** GOAL **
Copy out each line that has "title" in it.

-- Begin DATASET --

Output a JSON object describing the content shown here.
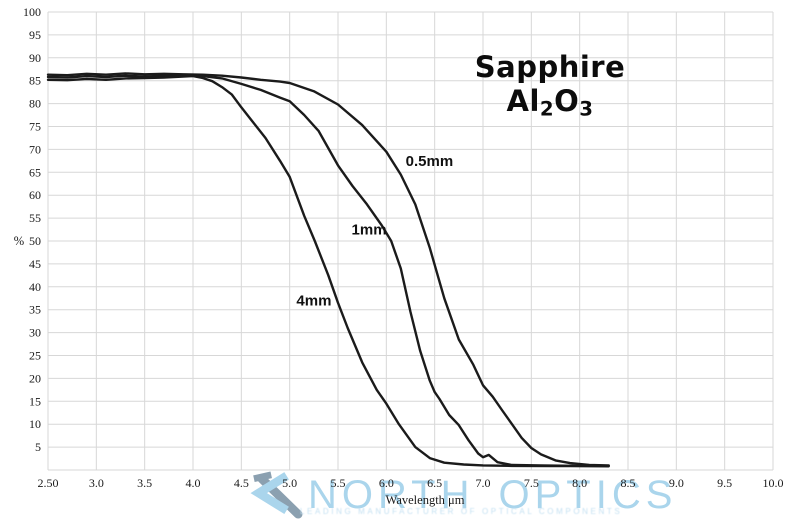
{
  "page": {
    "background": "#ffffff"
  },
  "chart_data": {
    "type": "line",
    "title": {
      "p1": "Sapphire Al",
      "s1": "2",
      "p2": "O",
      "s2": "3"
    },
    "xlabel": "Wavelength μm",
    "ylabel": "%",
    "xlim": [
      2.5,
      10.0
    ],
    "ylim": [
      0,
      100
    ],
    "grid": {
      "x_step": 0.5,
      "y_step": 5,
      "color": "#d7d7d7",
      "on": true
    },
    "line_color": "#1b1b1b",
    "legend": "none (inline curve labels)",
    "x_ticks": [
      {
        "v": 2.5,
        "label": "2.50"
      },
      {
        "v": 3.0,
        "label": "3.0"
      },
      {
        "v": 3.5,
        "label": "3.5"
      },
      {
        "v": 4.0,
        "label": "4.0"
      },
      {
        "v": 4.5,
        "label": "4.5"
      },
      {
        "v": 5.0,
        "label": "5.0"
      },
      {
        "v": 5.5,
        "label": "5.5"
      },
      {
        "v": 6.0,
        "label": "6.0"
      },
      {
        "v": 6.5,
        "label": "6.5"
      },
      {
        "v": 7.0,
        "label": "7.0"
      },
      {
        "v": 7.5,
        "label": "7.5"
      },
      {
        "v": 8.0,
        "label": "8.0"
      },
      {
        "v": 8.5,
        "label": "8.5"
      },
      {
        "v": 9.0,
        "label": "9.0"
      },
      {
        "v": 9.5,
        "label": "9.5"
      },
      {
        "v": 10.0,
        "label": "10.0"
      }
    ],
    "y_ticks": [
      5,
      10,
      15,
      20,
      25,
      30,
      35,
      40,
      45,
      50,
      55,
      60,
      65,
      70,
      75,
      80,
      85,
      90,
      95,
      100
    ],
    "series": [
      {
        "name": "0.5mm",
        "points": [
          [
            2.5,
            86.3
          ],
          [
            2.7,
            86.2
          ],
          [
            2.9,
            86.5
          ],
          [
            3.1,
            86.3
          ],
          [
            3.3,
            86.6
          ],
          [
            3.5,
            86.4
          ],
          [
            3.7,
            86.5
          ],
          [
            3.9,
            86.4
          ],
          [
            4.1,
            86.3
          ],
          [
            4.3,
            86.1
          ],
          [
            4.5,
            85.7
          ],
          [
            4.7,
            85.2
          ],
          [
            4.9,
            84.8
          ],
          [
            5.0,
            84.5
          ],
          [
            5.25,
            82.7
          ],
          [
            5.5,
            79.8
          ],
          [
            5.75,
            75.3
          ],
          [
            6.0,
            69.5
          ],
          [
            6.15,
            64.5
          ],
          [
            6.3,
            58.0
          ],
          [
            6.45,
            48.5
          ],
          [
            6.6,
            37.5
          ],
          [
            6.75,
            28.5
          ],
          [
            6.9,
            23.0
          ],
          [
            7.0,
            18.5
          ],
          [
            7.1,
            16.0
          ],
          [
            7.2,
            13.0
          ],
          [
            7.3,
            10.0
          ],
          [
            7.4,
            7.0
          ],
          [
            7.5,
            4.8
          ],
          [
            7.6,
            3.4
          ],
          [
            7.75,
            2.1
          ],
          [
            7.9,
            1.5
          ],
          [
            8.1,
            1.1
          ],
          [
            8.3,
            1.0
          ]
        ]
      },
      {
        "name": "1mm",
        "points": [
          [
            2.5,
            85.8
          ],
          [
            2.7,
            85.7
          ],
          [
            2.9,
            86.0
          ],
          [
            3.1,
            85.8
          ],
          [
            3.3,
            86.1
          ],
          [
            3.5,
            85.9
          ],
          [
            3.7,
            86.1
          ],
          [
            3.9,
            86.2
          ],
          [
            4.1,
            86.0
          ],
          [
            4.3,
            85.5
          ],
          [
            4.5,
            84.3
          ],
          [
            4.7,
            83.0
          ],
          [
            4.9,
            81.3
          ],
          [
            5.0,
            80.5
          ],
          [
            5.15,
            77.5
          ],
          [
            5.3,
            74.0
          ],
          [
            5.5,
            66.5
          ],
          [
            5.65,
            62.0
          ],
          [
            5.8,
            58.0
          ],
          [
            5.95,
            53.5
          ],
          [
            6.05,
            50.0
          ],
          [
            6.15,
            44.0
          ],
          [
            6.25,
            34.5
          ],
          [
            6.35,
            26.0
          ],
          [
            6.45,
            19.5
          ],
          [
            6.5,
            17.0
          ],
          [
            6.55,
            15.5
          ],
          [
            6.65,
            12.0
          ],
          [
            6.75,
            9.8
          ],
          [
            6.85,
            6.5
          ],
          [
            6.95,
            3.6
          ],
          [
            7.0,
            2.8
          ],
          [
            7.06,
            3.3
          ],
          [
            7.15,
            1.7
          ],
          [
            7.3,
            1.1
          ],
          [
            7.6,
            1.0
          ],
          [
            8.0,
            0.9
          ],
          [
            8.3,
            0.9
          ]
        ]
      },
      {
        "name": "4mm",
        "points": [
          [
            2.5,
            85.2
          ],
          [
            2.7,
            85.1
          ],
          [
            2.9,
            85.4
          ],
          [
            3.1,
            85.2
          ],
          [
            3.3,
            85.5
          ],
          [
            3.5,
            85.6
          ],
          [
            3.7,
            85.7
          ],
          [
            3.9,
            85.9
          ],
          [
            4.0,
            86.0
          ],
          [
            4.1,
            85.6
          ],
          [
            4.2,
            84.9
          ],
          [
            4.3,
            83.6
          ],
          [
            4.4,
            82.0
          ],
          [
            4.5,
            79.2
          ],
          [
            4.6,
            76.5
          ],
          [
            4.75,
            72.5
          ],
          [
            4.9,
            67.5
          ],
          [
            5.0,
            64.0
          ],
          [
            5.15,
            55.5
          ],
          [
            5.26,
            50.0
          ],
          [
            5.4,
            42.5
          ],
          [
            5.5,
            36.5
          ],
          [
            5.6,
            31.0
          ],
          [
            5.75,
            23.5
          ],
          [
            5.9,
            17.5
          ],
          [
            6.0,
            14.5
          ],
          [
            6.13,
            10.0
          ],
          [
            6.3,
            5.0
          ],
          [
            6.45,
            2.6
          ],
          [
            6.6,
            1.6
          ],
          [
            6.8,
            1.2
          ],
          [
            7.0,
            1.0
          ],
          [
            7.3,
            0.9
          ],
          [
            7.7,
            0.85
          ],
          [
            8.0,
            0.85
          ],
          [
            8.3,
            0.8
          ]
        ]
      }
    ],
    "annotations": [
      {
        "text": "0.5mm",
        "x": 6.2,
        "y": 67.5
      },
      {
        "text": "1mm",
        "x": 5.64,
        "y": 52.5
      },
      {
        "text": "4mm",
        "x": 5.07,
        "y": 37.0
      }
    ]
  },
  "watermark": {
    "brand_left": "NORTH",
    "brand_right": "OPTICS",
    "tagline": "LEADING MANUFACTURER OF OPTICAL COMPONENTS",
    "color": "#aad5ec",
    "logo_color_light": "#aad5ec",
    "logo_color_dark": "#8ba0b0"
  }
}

-- End DATASET --
-- Begin DATASET --

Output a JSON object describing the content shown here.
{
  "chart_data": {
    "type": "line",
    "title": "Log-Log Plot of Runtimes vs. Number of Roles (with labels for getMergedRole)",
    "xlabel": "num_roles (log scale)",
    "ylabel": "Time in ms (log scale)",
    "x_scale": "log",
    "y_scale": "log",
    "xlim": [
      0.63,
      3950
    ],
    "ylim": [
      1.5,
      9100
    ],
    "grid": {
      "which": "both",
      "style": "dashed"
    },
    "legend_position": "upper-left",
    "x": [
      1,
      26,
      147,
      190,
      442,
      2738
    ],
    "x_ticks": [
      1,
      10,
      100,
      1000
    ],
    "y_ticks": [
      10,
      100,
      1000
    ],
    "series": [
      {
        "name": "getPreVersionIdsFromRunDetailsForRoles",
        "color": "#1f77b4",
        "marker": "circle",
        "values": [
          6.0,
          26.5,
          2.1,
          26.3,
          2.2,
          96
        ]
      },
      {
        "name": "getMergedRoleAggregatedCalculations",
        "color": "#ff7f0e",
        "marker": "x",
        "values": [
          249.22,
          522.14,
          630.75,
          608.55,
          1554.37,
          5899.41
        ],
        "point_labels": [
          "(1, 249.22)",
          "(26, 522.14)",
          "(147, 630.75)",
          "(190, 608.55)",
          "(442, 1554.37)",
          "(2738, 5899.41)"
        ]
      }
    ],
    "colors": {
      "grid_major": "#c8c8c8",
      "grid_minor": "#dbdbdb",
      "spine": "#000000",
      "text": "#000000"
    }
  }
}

-- End DATASET --

** SOLUTION TO THE PROBLEM **
    "title": {
    "title": "Log-Log Plot of Runtimes vs. Number of Roles (with labels for getMergedRole)",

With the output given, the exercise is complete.